Grafite e pichação são formas de arte? 

Conta a história da arte que a escultura Bird in Space, de Constantin Brancusi, criou um imprevisível alvoroço na alfândega dos EUA, em meados dos anos 1920, quando estava transitando para uma exposição em New York.

por Rodrigo Cássio Oliveira

Conta a história da arte que a escultura Bird in Space, de Constantin Brancusi, criou um imprevisível alvoroço na alfândega dos EUA, em meados dos anos 1920, quando estava transitando para uma exposição em New York. Incrédulos de que aqueles artefatos grandes e minimalistas pudessem ser uma obra de arte, os agentes do governo decidiram cobrar um imposto consideravelmente maior por sua importação como simples bem manufaturado. O imbróglio causou burburinho, e entrou para o rol das lendas sobre a dificuldade de diferenciar peças de arte contemporânea e objetos comuns.

Todo bom filósofo da arte deveria levar no bolso casos como esse. Embora a retenção da escultura de Brancusi já tenha entrado para o folclore do meio artístico, ela dá um exemplo concreto de que a filosofia da arte lida com questões que não se restringem ao universo de especialistas. Ora, quem poderia censurar a alfândega norte-americana por não conseguir reconhecer uma obra de arte nos anos 1920, sabendo que esta dificuldade motivaria o trabalho de muitos estetas em todo o restante do século? Havia mais razão na dúvida dos funcionários da alfândega do que supõe a risada fácil que hoje ela pode produzir.

O problema do reconhecimento da arte reapareceu como um tema de interesse social nessas primeiras semanas de 2017, pela ação da prefeitura de São Paulo, que substituiu os grafites de algumas das principais avenidas da cidade pela pintura uniforme dos muros com uma tinta cinza, insossa e burocrática. Como a muitos que admiravam os grafites que a prefeitura apagou, a ação do governo Doria me pareceu equivocada. Ao julgá-la de um ponto de vista puramente estético, ou melhor, a partir do que o gosto e a experiência visual me dizem, é evidente que a “limpeza” dos muros onde havia grafites resultou em um empobrecimento da paisagem urbana paulistana.

→ **O que fazer**:
1. No texto sobre grafite, com que tinta a prefeitura de São Paulo pintou os muros onde havia grafites?
2. As afirmações abaixo concordam com o texto sobre grafite? Responda sim ou não a cada uma e cite as palavras do texto que decidem.
(a) A escultura de Brancusi seguia para uma exposição em New York.
(b) Os agentes da alfândega cobraram um imposto menor pela escultura.
(c) A prefeitura de São Paulo apagou os grafites no fim de 2016.
As entradas são um material à parte, sem relação com o texto sobre grafite.

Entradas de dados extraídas
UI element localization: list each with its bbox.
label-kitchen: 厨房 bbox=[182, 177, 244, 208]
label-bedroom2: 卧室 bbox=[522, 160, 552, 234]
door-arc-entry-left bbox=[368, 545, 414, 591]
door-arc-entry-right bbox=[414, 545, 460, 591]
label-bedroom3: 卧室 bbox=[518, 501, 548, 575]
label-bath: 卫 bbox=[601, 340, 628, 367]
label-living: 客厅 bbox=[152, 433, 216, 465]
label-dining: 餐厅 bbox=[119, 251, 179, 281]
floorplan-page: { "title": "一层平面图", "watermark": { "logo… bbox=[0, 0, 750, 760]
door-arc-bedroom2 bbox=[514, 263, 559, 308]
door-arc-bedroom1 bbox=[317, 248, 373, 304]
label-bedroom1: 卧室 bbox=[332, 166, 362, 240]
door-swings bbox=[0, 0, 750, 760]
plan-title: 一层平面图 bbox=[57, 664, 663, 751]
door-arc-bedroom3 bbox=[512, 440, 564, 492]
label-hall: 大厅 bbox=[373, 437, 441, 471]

→ **Respostas do exercício**:
1. Com uma tinta cinza, descrita como "insossa e burocrática".

2.
(a) Sim: "quando estava transitando para uma exposição em New York".
(b) Não: "decidiram cobrar um imposto consideravelmente maior por sua importação como simples bem manufaturado".
(c) Não: "nessas primeiras semanas de 2017".